● Instructions to follow: Return the data exactly, with all pictures removed.
┌─ Excerpted data
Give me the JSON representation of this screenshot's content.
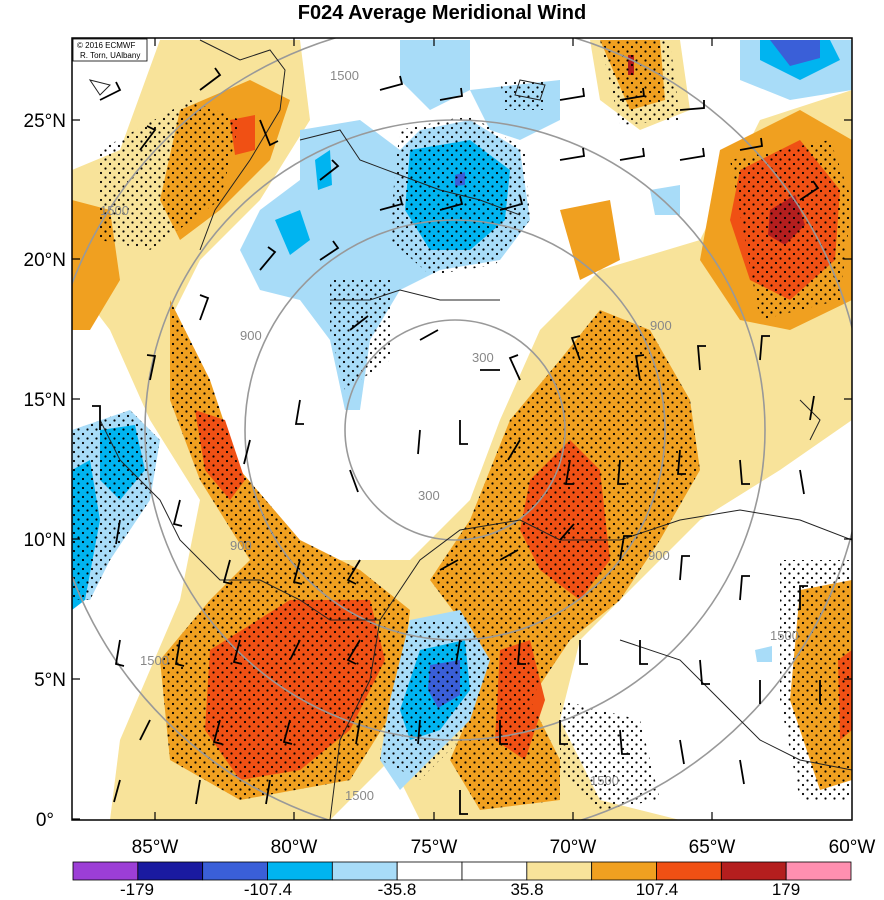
{
  "title": "F024 Average Meridional Wind",
  "credit": {
    "line1": "© 2016 ECMWF",
    "line2": "R. Torn, UAlbany"
  },
  "axes": {
    "x_ticks": [
      "85°W",
      "80°W",
      "75°W",
      "70°W",
      "65°W",
      "60°W"
    ],
    "y_ticks": [
      "25°N",
      "20°N",
      "15°N",
      "10°N",
      "5°N",
      "0°"
    ]
  },
  "range_rings": {
    "labels": [
      "300",
      "900",
      "1500"
    ]
  },
  "colorbar": {
    "labels": [
      "-179",
      "-107.4",
      "-35.8",
      "35.8",
      "107.4",
      "179"
    ],
    "colors": [
      "#9c3ed6",
      "#1a1aa0",
      "#3a5fd8",
      "#00b4f0",
      "#a8dcf8",
      "#ffffff",
      "#ffffff",
      "#f8e39a",
      "#f0a020",
      "#f05014",
      "#b41e1e",
      "#ff8fb0"
    ]
  },
  "colors": {
    "blue_light": "#a8dcf8",
    "blue_mid": "#00b4f0",
    "blue_dark": "#3a5fd8",
    "yellow": "#f8e39a",
    "orange": "#f0a020",
    "red": "#f05014",
    "dark_red": "#b41e1e"
  }
}
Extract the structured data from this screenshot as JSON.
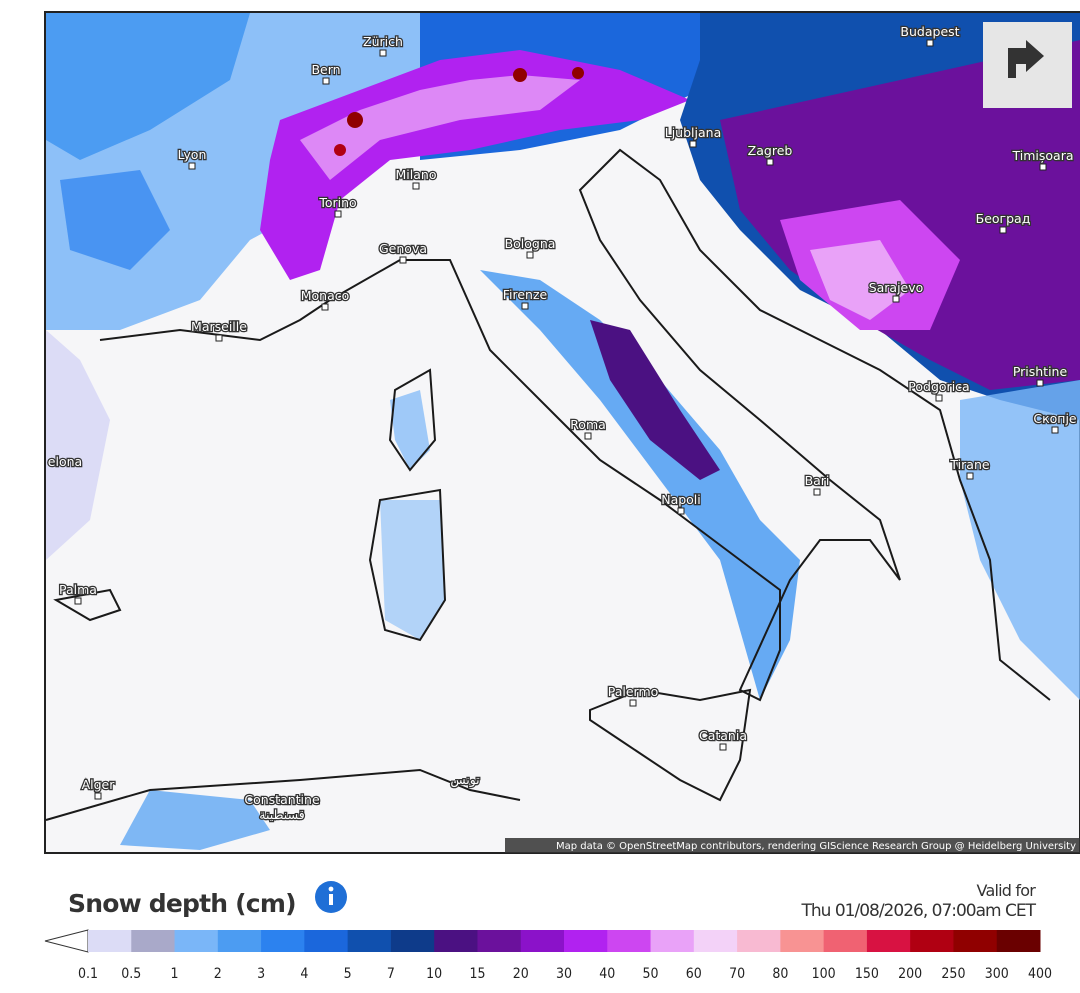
{
  "map": {
    "cities": [
      "Zürich",
      "Bern",
      "Budapest",
      "Lyon",
      "Milano",
      "Torino",
      "Ljubljana",
      "Zagreb",
      "Timișoara",
      "Београд",
      "Genova",
      "Bologna",
      "Monaco",
      "Firenze",
      "Sarajevo",
      "Marseille",
      "Podgorica",
      "Prishtine",
      "Скопје",
      "Roma",
      "Tirane",
      "elona",
      "Bari",
      "Napoli",
      "Palma",
      "Palermo",
      "Catania",
      "Alger",
      "Constantine",
      "قسنطينة",
      "تونس"
    ],
    "attribution": "Map data © OpenStreetMap contributors, rendering GIScience Research Group @ Heidelberg University"
  },
  "legend": {
    "title": "Snow depth (cm)",
    "valid_label": "Valid for",
    "valid_time": "Thu 01/08/2026, 07:00am CET",
    "ticks": [
      "0.1",
      "0.5",
      "1",
      "2",
      "3",
      "4",
      "5",
      "7",
      "10",
      "15",
      "20",
      "30",
      "40",
      "50",
      "60",
      "70",
      "80",
      "100",
      "150",
      "200",
      "250",
      "300",
      "400"
    ],
    "colors": [
      "#dcdcf6",
      "#a9a9c9",
      "#7ab6f8",
      "#4c9cf2",
      "#2c82ef",
      "#1b67dc",
      "#1050ae",
      "#0e3b8a",
      "#4b1182",
      "#6b119c",
      "#8b12c9",
      "#b122f0",
      "#cd46f1",
      "#e9a2f8",
      "#f3d2f8",
      "#f8bad2",
      "#f89393",
      "#f06272",
      "#d81242",
      "#b00012",
      "#900000",
      "#6a0000"
    ]
  }
}
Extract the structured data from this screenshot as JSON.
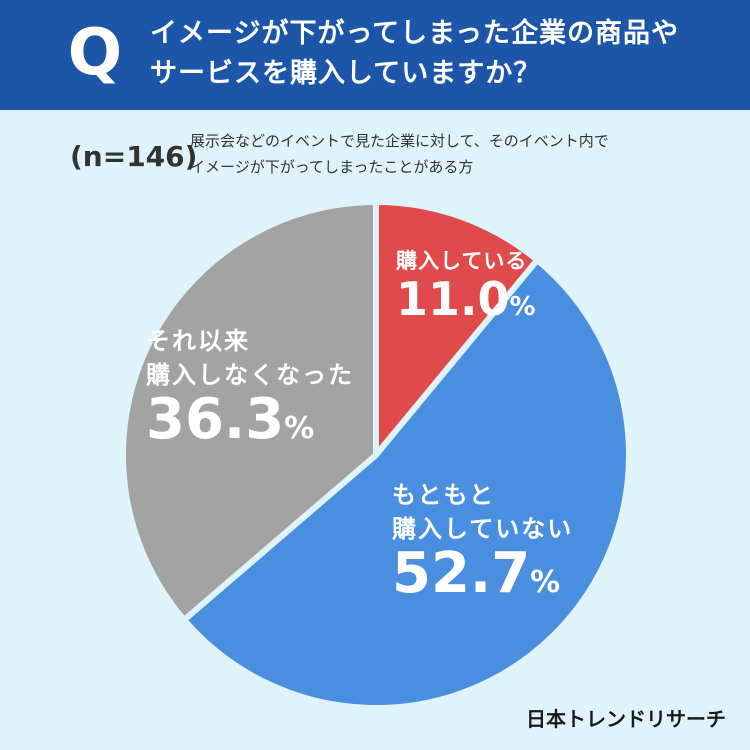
{
  "header": {
    "q_mark": "Q",
    "question_line1": "イメージが下がってしまった企業の商品や",
    "question_line2": "サービスを購入していますか？"
  },
  "sample": {
    "n_label": "(n=146)",
    "description_line1": "展示会などのイベントで見た企業に対して、そのイベント内で",
    "description_line2": "イメージが下がってしまったことがある方"
  },
  "brand": "日本トレンドリサーチ",
  "colors": {
    "header_bg": "#1d56a8",
    "page_bg": "#dff4fa",
    "red": "#e04a4a",
    "blue": "#4a8fdf",
    "gray": "#a3a3a3"
  },
  "chart_data": {
    "type": "pie",
    "start": "12 o'clock, clockwise",
    "unit": "%",
    "slices": [
      {
        "label_line1": "購入している",
        "label_line2": "",
        "value": 11.0,
        "value_text": "11.0",
        "color": "#e04a4a"
      },
      {
        "label_line1": "もともと",
        "label_line2": "購入していない",
        "value": 52.7,
        "value_text": "52.7",
        "color": "#4a8fdf"
      },
      {
        "label_line1": "それ以来",
        "label_line2": "購入しなくなった",
        "value": 36.3,
        "value_text": "36.3",
        "color": "#a3a3a3"
      }
    ]
  }
}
└─
● Response to this exercise:
Give me the JSON representation of this screenshot's content.
{
  "title": "F024 Average Meridional Wind",
  "credit": {
    "line1": "© 2016 ECMWF",
    "line2": "R. Torn, UAlbany"
  },
  "axes": {
    "x_ticks": [
      "85°W",
      "80°W",
      "75°W",
      "70°W",
      "65°W",
      "60°W"
    ],
    "y_ticks": [
      "25°N",
      "20°N",
      "15°N",
      "10°N",
      "5°N",
      "0°"
    ]
  },
  "range_rings": {
    "labels": [
      "300",
      "900",
      "1500"
    ]
  },
  "colorbar": {
    "labels": [
      "-179",
      "-107.4",
      "-35.8",
      "35.8",
      "107.4",
      "179"
    ],
    "colors": [
      "#9c3ed6",
      "#1a1aa0",
      "#3a5fd8",
      "#00b4f0",
      "#a8dcf8",
      "#ffffff",
      "#ffffff",
      "#f8e39a",
      "#f0a020",
      "#f05014",
      "#b41e1e",
      "#ff8fb0"
    ]
  },
  "colors": {
    "blue_light": "#a8dcf8",
    "blue_mid": "#00b4f0",
    "blue_dark": "#3a5fd8",
    "yellow": "#f8e39a",
    "orange": "#f0a020",
    "red": "#f05014",
    "dark_red": "#b41e1e"
  }
}
Extract the structured data from this screenshot as JSON.
{
  "map": {
    "cities": [
      "Zürich",
      "Bern",
      "Budapest",
      "Lyon",
      "Milano",
      "Torino",
      "Ljubljana",
      "Zagreb",
      "Timișoara",
      "Београд",
      "Genova",
      "Bologna",
      "Monaco",
      "Firenze",
      "Sarajevo",
      "Marseille",
      "Podgorica",
      "Prishtine",
      "Скопје",
      "Roma",
      "Tirane",
      "elona",
      "Bari",
      "Napoli",
      "Palma",
      "Palermo",
      "Catania",
      "Alger",
      "Constantine",
      "قسنطينة",
      "تونس"
    ],
    "attribution": "Map data © OpenStreetMap contributors, rendering GIScience Research Group @ Heidelberg University"
  },
  "legend": {
    "title": "Snow depth (cm)",
    "valid_label": "Valid for",
    "valid_time": "Thu 01/08/2026, 07:00am CET",
    "ticks": [
      "0.1",
      "0.5",
      "1",
      "2",
      "3",
      "4",
      "5",
      "7",
      "10",
      "15",
      "20",
      "30",
      "40",
      "50",
      "60",
      "70",
      "80",
      "100",
      "150",
      "200",
      "250",
      "300",
      "400"
    ],
    "colors": [
      "#dcdcf6",
      "#a9a9c9",
      "#7ab6f8",
      "#4c9cf2",
      "#2c82ef",
      "#1b67dc",
      "#1050ae",
      "#0e3b8a",
      "#4b1182",
      "#6b119c",
      "#8b12c9",
      "#b122f0",
      "#cd46f1",
      "#e9a2f8",
      "#f3d2f8",
      "#f8bad2",
      "#f89393",
      "#f06272",
      "#d81242",
      "#b00012",
      "#900000",
      "#6a0000"
    ]
  }
}
Extract the structured data from this screenshot as JSON.
{
  "header": {
    "q_mark": "Q",
    "question_line1": "イメージが下がってしまった企業の商品や",
    "question_line2": "サービスを購入していますか？"
  },
  "sample": {
    "n_label": "(n=146)",
    "description_line1": "展示会などのイベントで見た企業に対して、そのイベント内で",
    "description_line2": "イメージが下がってしまったことがある方"
  },
  "brand": "日本トレンドリサーチ",
  "colors": {
    "header_bg": "#1d56a8",
    "page_bg": "#dff4fa",
    "red": "#e04a4a",
    "blue": "#4a8fdf",
    "gray": "#a3a3a3"
  },
  "chart_data": {
    "type": "pie",
    "start": "12 o'clock, clockwise",
    "unit": "%",
    "slices": [
      {
        "label_line1": "購入している",
        "label_line2": "",
        "value": 11.0,
        "value_text": "11.0",
        "color": "#e04a4a"
      },
      {
        "label_line1": "もともと",
        "label_line2": "購入していない",
        "value": 52.7,
        "value_text": "52.7",
        "color": "#4a8fdf"
      },
      {
        "label_line1": "それ以来",
        "label_line2": "購入しなくなった",
        "value": 36.3,
        "value_text": "36.3",
        "color": "#a3a3a3"
      }
    ]
  }
}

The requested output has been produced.